Information given:

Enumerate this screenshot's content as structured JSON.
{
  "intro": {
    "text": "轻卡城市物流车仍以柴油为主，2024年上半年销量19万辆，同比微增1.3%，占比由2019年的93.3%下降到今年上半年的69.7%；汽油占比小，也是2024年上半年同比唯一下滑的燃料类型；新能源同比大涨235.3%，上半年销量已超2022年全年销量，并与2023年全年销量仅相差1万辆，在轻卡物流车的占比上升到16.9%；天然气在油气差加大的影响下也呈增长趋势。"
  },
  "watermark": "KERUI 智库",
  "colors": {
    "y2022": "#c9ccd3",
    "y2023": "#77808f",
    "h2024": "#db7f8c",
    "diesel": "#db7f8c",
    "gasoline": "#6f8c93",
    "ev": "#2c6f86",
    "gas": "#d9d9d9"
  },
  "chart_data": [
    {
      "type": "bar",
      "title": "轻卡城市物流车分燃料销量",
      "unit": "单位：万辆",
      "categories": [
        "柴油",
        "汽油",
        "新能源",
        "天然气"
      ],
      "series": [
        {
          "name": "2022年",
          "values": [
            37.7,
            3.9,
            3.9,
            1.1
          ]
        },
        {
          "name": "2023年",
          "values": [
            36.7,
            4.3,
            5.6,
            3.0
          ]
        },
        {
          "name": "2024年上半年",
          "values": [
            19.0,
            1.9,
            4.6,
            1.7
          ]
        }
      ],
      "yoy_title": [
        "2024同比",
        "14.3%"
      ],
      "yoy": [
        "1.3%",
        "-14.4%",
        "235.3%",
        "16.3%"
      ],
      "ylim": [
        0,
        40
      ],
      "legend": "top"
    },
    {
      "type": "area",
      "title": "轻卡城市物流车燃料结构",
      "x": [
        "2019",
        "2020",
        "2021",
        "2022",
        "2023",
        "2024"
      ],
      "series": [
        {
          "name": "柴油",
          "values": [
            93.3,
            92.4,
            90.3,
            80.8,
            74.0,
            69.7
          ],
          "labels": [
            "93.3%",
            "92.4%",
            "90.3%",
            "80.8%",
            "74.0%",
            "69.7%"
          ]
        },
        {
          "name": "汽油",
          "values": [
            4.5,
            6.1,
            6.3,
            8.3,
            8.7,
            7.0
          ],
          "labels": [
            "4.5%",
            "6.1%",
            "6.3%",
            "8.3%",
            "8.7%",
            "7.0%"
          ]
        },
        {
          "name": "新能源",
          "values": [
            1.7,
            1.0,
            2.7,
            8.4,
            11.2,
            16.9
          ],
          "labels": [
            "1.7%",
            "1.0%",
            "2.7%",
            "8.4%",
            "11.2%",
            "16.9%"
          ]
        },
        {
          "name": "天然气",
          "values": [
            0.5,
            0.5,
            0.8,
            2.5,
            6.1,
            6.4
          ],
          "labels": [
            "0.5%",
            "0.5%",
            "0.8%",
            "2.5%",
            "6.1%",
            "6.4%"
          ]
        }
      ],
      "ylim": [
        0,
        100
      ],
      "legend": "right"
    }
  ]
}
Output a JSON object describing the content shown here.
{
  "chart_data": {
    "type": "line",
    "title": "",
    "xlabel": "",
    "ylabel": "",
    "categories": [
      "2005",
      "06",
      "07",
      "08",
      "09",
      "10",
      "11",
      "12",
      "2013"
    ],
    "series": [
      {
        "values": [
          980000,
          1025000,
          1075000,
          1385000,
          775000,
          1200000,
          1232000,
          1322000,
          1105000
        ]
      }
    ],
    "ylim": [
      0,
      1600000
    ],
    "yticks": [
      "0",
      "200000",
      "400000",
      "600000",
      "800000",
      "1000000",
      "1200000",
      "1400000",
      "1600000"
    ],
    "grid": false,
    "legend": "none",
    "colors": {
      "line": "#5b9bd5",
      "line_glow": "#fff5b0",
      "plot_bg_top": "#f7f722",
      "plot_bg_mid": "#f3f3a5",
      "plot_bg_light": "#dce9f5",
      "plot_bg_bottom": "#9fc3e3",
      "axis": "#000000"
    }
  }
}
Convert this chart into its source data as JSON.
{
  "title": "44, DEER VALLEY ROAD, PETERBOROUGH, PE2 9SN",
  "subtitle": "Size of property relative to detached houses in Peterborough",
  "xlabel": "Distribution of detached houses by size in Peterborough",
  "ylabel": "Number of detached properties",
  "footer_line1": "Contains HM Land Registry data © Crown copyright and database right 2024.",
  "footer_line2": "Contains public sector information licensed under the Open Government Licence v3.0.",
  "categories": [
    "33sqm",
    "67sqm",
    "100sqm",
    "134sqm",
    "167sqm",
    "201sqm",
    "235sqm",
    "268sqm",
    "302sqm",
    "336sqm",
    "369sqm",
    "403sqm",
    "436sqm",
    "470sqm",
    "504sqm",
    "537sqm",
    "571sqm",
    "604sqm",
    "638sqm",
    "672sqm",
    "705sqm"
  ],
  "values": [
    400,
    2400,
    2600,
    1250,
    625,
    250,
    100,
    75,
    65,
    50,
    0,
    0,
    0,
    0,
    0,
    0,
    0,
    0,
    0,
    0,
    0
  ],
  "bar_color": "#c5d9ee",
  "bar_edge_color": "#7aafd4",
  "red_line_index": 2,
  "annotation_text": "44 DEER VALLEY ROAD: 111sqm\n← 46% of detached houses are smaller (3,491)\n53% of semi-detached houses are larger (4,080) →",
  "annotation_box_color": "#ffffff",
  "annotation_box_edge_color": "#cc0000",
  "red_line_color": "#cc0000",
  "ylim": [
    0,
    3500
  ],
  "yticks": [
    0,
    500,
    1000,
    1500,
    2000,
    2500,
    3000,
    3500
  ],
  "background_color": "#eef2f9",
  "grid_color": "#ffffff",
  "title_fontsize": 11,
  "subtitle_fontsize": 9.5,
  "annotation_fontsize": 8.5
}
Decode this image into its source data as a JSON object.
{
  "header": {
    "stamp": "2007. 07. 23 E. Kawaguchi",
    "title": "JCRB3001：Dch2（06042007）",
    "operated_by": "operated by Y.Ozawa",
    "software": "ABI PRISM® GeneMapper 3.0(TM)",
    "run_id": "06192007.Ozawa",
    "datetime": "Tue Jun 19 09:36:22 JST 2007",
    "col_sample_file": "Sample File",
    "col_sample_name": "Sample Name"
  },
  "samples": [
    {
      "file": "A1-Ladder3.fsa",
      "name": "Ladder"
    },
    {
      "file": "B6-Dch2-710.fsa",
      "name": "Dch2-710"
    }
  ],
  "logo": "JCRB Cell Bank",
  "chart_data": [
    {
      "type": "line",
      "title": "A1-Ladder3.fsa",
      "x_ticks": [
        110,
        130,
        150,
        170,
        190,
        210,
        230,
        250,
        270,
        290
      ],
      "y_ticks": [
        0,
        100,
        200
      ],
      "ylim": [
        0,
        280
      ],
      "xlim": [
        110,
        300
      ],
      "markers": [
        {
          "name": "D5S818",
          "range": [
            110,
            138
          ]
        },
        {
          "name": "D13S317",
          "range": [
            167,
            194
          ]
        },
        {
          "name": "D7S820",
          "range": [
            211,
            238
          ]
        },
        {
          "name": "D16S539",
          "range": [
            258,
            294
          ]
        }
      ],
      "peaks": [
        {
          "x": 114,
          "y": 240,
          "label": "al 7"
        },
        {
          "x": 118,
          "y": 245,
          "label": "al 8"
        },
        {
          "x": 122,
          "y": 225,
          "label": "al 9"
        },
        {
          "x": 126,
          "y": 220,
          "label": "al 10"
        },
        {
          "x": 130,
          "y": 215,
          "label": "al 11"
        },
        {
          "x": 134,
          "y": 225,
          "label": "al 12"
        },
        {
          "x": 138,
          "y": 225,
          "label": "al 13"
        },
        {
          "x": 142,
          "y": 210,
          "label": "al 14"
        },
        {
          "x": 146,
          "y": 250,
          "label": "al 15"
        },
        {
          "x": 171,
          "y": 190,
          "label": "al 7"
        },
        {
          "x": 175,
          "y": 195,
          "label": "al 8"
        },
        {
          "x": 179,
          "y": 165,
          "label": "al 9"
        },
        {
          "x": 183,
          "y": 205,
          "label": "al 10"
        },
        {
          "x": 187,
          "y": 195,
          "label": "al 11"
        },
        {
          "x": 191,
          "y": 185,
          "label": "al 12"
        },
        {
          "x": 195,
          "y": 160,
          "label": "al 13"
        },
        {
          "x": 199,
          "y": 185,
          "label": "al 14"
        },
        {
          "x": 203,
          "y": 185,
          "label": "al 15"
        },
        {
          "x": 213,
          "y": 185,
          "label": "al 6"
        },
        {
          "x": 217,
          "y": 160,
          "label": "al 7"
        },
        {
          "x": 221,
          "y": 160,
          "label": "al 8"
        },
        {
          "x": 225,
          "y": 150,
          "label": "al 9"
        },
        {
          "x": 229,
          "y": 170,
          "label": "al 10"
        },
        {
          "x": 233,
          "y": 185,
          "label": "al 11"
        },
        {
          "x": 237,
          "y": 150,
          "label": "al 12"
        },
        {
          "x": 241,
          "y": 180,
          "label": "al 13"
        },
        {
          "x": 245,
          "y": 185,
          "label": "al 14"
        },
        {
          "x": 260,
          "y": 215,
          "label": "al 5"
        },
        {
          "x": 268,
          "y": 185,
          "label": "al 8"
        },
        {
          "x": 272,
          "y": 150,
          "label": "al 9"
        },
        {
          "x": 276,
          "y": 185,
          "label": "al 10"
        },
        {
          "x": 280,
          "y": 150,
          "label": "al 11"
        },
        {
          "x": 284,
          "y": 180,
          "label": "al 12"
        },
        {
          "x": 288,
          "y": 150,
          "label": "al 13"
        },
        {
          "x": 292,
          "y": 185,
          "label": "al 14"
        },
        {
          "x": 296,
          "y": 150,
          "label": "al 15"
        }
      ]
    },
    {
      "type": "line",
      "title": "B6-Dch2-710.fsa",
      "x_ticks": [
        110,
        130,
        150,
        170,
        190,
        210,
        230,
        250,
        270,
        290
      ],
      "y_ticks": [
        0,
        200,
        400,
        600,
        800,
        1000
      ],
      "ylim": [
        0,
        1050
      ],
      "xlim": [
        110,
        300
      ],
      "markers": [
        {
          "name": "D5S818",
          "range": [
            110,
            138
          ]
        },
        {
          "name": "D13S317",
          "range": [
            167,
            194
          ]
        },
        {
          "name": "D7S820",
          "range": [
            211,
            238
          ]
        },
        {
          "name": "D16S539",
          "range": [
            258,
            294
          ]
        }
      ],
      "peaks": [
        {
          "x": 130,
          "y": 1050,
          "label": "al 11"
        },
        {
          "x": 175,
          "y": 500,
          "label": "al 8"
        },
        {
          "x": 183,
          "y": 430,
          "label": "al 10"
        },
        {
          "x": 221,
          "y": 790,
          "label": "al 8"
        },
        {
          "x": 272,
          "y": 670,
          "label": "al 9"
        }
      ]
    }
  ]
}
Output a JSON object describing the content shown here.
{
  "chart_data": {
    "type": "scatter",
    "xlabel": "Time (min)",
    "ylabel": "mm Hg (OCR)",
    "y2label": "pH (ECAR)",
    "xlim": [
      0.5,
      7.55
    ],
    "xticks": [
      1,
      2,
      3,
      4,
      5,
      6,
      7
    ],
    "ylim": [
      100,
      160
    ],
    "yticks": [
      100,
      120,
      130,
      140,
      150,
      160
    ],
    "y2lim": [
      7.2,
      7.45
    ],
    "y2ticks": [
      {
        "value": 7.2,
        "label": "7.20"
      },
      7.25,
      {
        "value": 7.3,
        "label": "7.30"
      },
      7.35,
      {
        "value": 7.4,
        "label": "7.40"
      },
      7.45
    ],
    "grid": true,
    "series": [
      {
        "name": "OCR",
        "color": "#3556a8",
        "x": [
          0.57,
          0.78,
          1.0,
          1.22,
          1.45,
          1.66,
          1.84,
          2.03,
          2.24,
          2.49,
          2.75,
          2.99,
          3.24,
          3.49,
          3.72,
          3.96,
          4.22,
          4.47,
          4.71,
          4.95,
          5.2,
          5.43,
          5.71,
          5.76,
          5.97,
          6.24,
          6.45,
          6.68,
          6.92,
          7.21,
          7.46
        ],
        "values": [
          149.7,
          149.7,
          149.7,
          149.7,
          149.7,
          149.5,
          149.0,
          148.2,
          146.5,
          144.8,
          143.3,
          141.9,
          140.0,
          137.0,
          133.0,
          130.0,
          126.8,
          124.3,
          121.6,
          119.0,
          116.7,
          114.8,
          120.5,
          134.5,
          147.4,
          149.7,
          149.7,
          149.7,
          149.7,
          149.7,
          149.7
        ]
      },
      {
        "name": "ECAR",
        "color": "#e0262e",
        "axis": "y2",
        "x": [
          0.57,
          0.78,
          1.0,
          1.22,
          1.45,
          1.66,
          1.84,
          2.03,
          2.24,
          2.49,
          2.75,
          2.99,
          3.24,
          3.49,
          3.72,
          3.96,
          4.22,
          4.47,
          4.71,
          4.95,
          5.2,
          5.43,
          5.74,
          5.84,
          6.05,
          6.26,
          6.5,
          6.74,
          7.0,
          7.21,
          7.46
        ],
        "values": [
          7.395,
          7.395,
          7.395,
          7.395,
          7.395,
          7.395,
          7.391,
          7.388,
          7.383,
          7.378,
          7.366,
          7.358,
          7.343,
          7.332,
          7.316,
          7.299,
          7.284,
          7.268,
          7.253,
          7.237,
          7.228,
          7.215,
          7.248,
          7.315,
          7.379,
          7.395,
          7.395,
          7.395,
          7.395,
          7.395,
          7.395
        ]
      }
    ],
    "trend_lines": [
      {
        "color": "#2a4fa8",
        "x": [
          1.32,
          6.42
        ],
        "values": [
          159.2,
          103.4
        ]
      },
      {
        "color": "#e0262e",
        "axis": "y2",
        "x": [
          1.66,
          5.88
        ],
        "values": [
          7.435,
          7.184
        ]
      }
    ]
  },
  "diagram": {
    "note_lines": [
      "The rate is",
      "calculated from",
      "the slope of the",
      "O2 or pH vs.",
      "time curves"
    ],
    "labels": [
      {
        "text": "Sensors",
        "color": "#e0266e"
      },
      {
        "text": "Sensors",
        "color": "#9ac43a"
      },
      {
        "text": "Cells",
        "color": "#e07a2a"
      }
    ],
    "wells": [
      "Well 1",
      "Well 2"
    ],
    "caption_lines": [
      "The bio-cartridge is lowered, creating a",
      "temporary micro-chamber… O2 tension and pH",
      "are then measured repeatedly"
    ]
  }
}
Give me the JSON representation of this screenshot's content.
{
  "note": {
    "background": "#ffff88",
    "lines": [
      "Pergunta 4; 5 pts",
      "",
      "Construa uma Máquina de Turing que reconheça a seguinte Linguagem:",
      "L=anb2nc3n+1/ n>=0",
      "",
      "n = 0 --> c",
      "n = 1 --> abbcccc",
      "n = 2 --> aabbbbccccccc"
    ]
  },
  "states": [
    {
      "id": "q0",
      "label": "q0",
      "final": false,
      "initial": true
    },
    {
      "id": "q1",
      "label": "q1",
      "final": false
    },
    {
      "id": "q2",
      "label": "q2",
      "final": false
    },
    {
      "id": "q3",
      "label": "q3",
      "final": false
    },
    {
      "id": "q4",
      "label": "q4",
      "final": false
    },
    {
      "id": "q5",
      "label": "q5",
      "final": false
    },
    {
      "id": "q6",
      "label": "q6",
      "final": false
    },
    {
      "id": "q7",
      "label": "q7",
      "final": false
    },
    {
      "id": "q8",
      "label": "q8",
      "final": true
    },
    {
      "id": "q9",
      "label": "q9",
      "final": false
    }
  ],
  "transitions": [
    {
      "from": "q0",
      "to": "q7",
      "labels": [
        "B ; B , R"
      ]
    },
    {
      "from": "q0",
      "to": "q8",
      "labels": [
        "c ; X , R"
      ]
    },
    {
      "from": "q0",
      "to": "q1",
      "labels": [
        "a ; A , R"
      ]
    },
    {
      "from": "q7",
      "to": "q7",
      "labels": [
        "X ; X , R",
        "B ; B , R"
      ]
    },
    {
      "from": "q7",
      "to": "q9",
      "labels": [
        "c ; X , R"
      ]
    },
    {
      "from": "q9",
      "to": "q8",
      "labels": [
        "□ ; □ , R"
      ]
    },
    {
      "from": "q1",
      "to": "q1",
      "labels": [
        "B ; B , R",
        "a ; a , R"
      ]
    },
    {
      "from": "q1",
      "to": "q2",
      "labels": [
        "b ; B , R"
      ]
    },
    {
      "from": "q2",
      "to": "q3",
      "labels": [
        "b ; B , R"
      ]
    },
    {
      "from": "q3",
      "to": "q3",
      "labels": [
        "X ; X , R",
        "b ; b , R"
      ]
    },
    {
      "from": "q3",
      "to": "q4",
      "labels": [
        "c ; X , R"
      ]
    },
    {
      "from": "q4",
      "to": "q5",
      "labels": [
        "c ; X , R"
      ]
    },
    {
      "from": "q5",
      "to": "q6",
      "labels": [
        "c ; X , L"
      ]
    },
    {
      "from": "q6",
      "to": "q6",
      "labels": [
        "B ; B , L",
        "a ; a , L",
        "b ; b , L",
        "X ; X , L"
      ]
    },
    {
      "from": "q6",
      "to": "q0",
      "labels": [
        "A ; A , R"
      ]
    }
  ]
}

Problem statement:
State how many lines of the listing include "this", and nothing more.

Answer below:
4